## To be done
Return all of the data exactly, with nothing left out but the pictures.

## Records for processing
• • •

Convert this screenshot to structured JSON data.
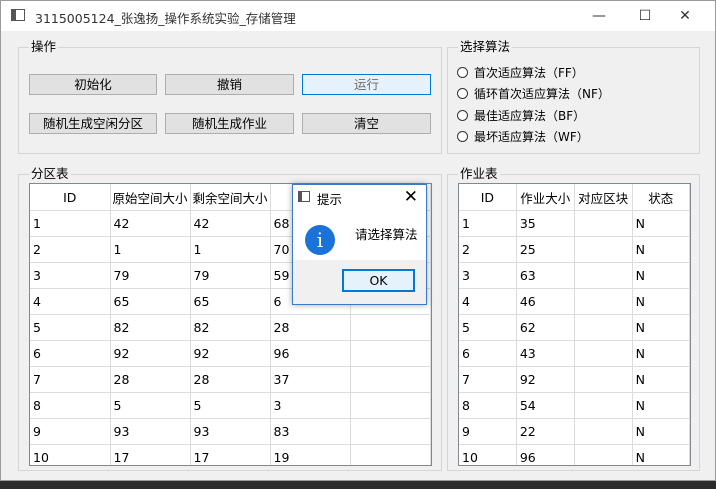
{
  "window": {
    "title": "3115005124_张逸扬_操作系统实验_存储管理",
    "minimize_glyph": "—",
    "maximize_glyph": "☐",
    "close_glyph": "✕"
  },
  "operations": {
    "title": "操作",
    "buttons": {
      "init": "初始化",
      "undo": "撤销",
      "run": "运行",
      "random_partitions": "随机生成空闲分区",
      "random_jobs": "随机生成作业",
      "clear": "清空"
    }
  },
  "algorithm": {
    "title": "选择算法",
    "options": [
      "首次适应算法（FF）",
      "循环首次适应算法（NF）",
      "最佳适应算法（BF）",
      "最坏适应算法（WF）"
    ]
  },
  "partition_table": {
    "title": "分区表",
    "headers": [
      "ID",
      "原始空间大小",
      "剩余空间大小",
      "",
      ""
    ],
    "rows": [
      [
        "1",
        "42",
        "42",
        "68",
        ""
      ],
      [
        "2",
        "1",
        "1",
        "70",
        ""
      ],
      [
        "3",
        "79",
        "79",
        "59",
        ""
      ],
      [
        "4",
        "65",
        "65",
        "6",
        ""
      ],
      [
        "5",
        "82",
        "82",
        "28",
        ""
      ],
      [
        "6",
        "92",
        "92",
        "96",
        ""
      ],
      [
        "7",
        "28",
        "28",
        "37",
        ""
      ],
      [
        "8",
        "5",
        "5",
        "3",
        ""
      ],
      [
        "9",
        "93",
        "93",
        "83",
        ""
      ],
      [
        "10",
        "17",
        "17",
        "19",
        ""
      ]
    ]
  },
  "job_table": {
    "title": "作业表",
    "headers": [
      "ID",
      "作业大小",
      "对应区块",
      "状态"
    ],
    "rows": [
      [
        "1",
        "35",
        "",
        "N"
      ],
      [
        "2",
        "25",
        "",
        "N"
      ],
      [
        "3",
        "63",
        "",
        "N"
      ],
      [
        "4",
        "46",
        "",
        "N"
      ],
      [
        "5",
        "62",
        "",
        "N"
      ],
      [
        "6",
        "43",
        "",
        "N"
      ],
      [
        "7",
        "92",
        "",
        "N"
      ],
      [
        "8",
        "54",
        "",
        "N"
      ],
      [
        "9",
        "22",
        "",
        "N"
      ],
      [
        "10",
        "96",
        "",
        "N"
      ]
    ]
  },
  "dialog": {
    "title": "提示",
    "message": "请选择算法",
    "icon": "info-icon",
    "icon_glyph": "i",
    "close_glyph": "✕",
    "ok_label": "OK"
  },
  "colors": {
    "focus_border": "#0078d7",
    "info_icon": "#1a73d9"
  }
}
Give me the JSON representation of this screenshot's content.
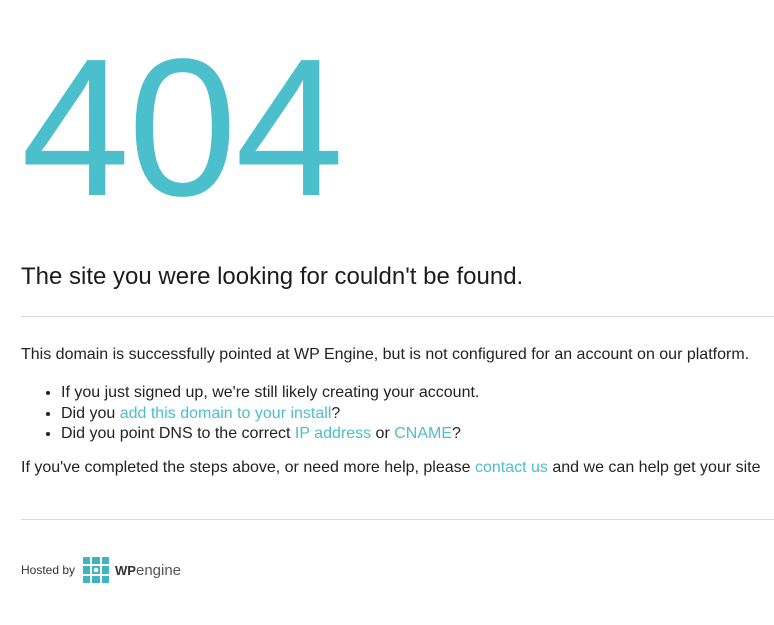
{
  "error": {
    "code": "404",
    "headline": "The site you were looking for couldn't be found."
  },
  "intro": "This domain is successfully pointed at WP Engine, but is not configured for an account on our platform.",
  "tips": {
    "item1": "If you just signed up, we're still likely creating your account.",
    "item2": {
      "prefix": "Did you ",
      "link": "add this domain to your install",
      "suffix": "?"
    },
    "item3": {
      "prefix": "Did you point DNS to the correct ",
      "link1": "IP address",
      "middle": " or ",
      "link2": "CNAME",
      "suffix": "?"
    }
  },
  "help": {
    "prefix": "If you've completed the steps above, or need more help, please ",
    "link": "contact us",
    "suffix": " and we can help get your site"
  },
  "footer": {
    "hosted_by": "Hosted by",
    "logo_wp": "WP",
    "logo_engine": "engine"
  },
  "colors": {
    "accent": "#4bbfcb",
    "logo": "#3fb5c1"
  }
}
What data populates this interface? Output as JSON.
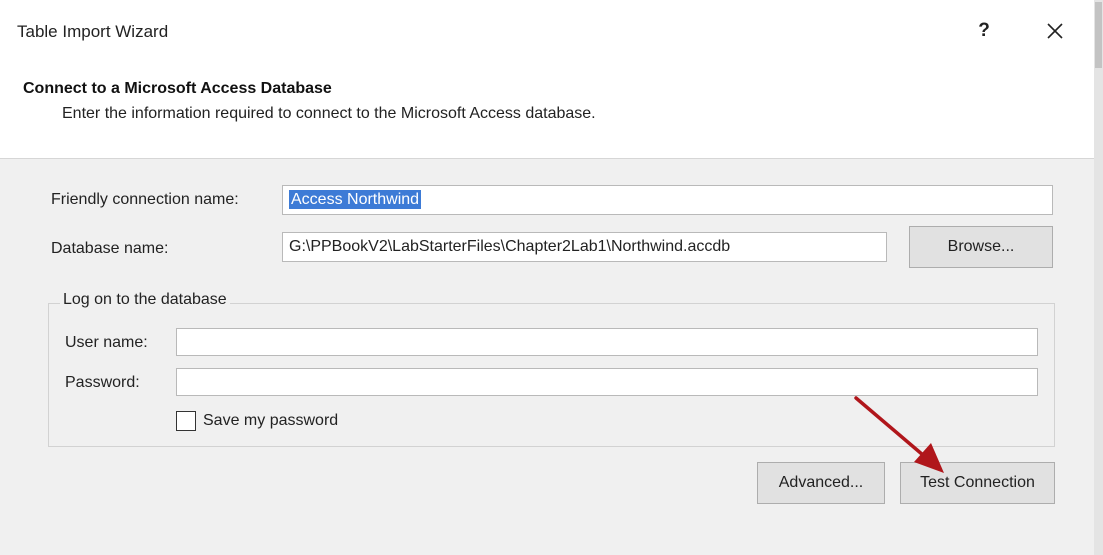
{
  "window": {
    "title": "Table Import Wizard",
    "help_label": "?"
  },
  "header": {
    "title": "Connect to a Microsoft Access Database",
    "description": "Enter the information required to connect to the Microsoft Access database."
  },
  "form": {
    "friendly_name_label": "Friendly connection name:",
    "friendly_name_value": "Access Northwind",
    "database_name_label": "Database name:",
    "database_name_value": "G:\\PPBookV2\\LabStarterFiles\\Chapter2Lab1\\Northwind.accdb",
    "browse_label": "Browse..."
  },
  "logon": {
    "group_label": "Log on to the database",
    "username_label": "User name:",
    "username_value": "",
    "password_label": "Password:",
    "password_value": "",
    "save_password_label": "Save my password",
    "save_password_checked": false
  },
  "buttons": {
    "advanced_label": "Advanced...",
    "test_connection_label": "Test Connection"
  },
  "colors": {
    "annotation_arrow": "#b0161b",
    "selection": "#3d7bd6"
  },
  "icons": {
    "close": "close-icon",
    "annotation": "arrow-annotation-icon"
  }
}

• • •

## Task output
Convert this screenshot to structured JSON data.
{
  "window": {
    "title": "3115005124_张逸扬_操作系统实验_存储管理",
    "minimize_glyph": "—",
    "maximize_glyph": "☐",
    "close_glyph": "✕"
  },
  "operations": {
    "title": "操作",
    "buttons": {
      "init": "初始化",
      "undo": "撤销",
      "run": "运行",
      "random_partitions": "随机生成空闲分区",
      "random_jobs": "随机生成作业",
      "clear": "清空"
    }
  },
  "algorithm": {
    "title": "选择算法",
    "options": [
      "首次适应算法（FF）",
      "循环首次适应算法（NF）",
      "最佳适应算法（BF）",
      "最坏适应算法（WF）"
    ]
  },
  "partition_table": {
    "title": "分区表",
    "headers": [
      "ID",
      "原始空间大小",
      "剩余空间大小",
      "",
      ""
    ],
    "rows": [
      [
        "1",
        "42",
        "42",
        "68",
        ""
      ],
      [
        "2",
        "1",
        "1",
        "70",
        ""
      ],
      [
        "3",
        "79",
        "79",
        "59",
        ""
      ],
      [
        "4",
        "65",
        "65",
        "6",
        ""
      ],
      [
        "5",
        "82",
        "82",
        "28",
        ""
      ],
      [
        "6",
        "92",
        "92",
        "96",
        ""
      ],
      [
        "7",
        "28",
        "28",
        "37",
        ""
      ],
      [
        "8",
        "5",
        "5",
        "3",
        ""
      ],
      [
        "9",
        "93",
        "93",
        "83",
        ""
      ],
      [
        "10",
        "17",
        "17",
        "19",
        ""
      ]
    ]
  },
  "job_table": {
    "title": "作业表",
    "headers": [
      "ID",
      "作业大小",
      "对应区块",
      "状态"
    ],
    "rows": [
      [
        "1",
        "35",
        "",
        "N"
      ],
      [
        "2",
        "25",
        "",
        "N"
      ],
      [
        "3",
        "63",
        "",
        "N"
      ],
      [
        "4",
        "46",
        "",
        "N"
      ],
      [
        "5",
        "62",
        "",
        "N"
      ],
      [
        "6",
        "43",
        "",
        "N"
      ],
      [
        "7",
        "92",
        "",
        "N"
      ],
      [
        "8",
        "54",
        "",
        "N"
      ],
      [
        "9",
        "22",
        "",
        "N"
      ],
      [
        "10",
        "96",
        "",
        "N"
      ]
    ]
  },
  "dialog": {
    "title": "提示",
    "message": "请选择算法",
    "icon": "info-icon",
    "icon_glyph": "i",
    "close_glyph": "✕",
    "ok_label": "OK"
  },
  "colors": {
    "focus_border": "#0078d7",
    "info_icon": "#1a73d9"
  }
}
Give me the JSON representation of this screenshot's content.
{
  "error": {
    "code": "404",
    "headline": "The site you were looking for couldn't be found."
  },
  "intro": "This domain is successfully pointed at WP Engine, but is not configured for an account on our platform.",
  "tips": {
    "item1": "If you just signed up, we're still likely creating your account.",
    "item2": {
      "prefix": "Did you ",
      "link": "add this domain to your install",
      "suffix": "?"
    },
    "item3": {
      "prefix": "Did you point DNS to the correct ",
      "link1": "IP address",
      "middle": " or ",
      "link2": "CNAME",
      "suffix": "?"
    }
  },
  "help": {
    "prefix": "If you've completed the steps above, or need more help, please ",
    "link": "contact us",
    "suffix": " and we can help get your site"
  },
  "footer": {
    "hosted_by": "Hosted by",
    "logo_wp": "WP",
    "logo_engine": "engine"
  },
  "colors": {
    "accent": "#4bbfcb",
    "logo": "#3fb5c1"
  }
}
What data populates this interface? Output as JSON.
{
  "window": {
    "title": "Table Import Wizard",
    "help_label": "?"
  },
  "header": {
    "title": "Connect to a Microsoft Access Database",
    "description": "Enter the information required to connect to the Microsoft Access database."
  },
  "form": {
    "friendly_name_label": "Friendly connection name:",
    "friendly_name_value": "Access Northwind",
    "database_name_label": "Database name:",
    "database_name_value": "G:\\PPBookV2\\LabStarterFiles\\Chapter2Lab1\\Northwind.accdb",
    "browse_label": "Browse..."
  },
  "logon": {
    "group_label": "Log on to the database",
    "username_label": "User name:",
    "username_value": "",
    "password_label": "Password:",
    "password_value": "",
    "save_password_label": "Save my password",
    "save_password_checked": false
  },
  "buttons": {
    "advanced_label": "Advanced...",
    "test_connection_label": "Test Connection"
  },
  "colors": {
    "annotation_arrow": "#b0161b",
    "selection": "#3d7bd6"
  },
  "icons": {
    "close": "close-icon",
    "annotation": "arrow-annotation-icon"
  }
}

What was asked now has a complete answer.